Figure record listings
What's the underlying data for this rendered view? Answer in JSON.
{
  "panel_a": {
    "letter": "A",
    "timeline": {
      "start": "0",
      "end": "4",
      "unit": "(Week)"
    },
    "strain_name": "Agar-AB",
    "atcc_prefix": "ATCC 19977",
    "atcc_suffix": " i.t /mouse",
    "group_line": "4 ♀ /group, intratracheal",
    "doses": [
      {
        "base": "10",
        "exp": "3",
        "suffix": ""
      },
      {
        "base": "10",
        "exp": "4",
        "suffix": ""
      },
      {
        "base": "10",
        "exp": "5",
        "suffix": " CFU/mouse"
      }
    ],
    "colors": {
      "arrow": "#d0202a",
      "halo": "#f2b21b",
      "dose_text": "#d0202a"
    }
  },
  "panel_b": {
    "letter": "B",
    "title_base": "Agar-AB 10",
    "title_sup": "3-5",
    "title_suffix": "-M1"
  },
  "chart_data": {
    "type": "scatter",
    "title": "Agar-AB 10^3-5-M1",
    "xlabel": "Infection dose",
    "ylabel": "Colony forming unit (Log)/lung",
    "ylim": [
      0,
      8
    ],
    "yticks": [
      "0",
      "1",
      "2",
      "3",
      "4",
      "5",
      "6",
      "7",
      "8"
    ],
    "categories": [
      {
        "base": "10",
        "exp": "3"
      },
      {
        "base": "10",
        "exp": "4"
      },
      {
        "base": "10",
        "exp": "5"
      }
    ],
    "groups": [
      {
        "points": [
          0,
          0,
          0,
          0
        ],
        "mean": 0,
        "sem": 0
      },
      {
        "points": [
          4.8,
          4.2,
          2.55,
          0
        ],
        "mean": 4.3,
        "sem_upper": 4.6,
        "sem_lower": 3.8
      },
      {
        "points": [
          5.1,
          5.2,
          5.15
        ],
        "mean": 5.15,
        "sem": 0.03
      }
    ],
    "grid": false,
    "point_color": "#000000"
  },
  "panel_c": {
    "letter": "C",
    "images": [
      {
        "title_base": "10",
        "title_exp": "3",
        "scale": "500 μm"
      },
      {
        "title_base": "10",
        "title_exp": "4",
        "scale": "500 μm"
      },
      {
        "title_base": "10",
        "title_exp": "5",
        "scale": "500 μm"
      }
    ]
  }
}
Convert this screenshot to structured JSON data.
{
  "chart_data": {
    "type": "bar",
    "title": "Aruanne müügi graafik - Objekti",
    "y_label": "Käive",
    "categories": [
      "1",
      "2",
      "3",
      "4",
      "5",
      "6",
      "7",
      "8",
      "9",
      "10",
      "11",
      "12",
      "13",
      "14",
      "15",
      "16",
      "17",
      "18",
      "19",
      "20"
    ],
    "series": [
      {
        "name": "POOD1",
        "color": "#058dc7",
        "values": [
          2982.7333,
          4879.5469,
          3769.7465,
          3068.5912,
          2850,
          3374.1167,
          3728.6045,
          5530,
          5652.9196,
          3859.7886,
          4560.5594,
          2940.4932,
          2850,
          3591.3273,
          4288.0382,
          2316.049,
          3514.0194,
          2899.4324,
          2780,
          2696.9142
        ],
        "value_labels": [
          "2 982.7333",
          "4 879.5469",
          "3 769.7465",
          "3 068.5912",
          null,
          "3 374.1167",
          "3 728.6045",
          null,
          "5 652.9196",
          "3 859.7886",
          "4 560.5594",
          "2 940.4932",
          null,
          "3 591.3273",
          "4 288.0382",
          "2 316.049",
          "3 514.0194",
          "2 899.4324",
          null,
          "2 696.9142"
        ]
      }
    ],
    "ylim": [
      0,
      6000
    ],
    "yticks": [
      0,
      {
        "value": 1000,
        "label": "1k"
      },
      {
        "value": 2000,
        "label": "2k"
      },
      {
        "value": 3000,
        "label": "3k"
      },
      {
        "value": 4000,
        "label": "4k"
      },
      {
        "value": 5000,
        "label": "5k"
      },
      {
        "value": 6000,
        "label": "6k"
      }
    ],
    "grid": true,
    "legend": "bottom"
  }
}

= DIRECTIONS =
Every entry should be printed again exactly as it stands.

= EXPECTED ANSWER =
What's the underlying data for this rendered view? Answer in JSON.
{
  "panel_a": {
    "letter": "A",
    "timeline": {
      "start": "0",
      "end": "4",
      "unit": "(Week)"
    },
    "strain_name": "Agar-AB",
    "atcc_prefix": "ATCC 19977",
    "atcc_suffix": " i.t /mouse",
    "group_line": "4 ♀ /group, intratracheal",
    "doses": [
      {
        "base": "10",
        "exp": "3",
        "suffix": ""
      },
      {
        "base": "10",
        "exp": "4",
        "suffix": ""
      },
      {
        "base": "10",
        "exp": "5",
        "suffix": " CFU/mouse"
      }
    ],
    "colors": {
      "arrow": "#d0202a",
      "halo": "#f2b21b",
      "dose_text": "#d0202a"
    }
  },
  "panel_b": {
    "letter": "B",
    "title_base": "Agar-AB 10",
    "title_sup": "3-5",
    "title_suffix": "-M1"
  },
  "chart_data": {
    "type": "scatter",
    "title": "Agar-AB 10^3-5-M1",
    "xlabel": "Infection dose",
    "ylabel": "Colony forming unit (Log)/lung",
    "ylim": [
      0,
      8
    ],
    "yticks": [
      "0",
      "1",
      "2",
      "3",
      "4",
      "5",
      "6",
      "7",
      "8"
    ],
    "categories": [
      {
        "base": "10",
        "exp": "3"
      },
      {
        "base": "10",
        "exp": "4"
      },
      {
        "base": "10",
        "exp": "5"
      }
    ],
    "groups": [
      {
        "points": [
          0,
          0,
          0,
          0
        ],
        "mean": 0,
        "sem": 0
      },
      {
        "points": [
          4.8,
          4.2,
          2.55,
          0
        ],
        "mean": 4.3,
        "sem_upper": 4.6,
        "sem_lower": 3.8
      },
      {
        "points": [
          5.1,
          5.2,
          5.15
        ],
        "mean": 5.15,
        "sem": 0.03
      }
    ],
    "grid": false,
    "point_color": "#000000"
  },
  "panel_c": {
    "letter": "C",
    "images": [
      {
        "title_base": "10",
        "title_exp": "3",
        "scale": "500 μm"
      },
      {
        "title_base": "10",
        "title_exp": "4",
        "scale": "500 μm"
      },
      {
        "title_base": "10",
        "title_exp": "5",
        "scale": "500 μm"
      }
    ]
  }
}
Convert this screenshot to structured JSON data.
{
  "chart_data": {
    "type": "bar",
    "title": "Aruanne müügi graafik - Objekti",
    "y_label": "Käive",
    "categories": [
      "1",
      "2",
      "3",
      "4",
      "5",
      "6",
      "7",
      "8",
      "9",
      "10",
      "11",
      "12",
      "13",
      "14",
      "15",
      "16",
      "17",
      "18",
      "19",
      "20"
    ],
    "series": [
      {
        "name": "POOD1",
        "color": "#058dc7",
        "values": [
          2982.7333,
          4879.5469,
          3769.7465,
          3068.5912,
          2850,
          3374.1167,
          3728.6045,
          5530,
          5652.9196,
          3859.7886,
          4560.5594,
          2940.4932,
          2850,
          3591.3273,
          4288.0382,
          2316.049,
          3514.0194,
          2899.4324,
          2780,
          2696.9142
        ],
        "value_labels": [
          "2 982.7333",
          "4 879.5469",
          "3 769.7465",
          "3 068.5912",
          null,
          "3 374.1167",
          "3 728.6045",
          null,
          "5 652.9196",
          "3 859.7886",
          "4 560.5594",
          "2 940.4932",
          null,
          "3 591.3273",
          "4 288.0382",
          "2 316.049",
          "3 514.0194",
          "2 899.4324",
          null,
          "2 696.9142"
        ]
      }
    ],
    "ylim": [
      0,
      6000
    ],
    "yticks": [
      0,
      {
        "value": 1000,
        "label": "1k"
      },
      {
        "value": 2000,
        "label": "2k"
      },
      {
        "value": 3000,
        "label": "3k"
      },
      {
        "value": 4000,
        "label": "4k"
      },
      {
        "value": 5000,
        "label": "5k"
      },
      {
        "value": 6000,
        "label": "6k"
      }
    ],
    "grid": true,
    "legend": "bottom"
  }
}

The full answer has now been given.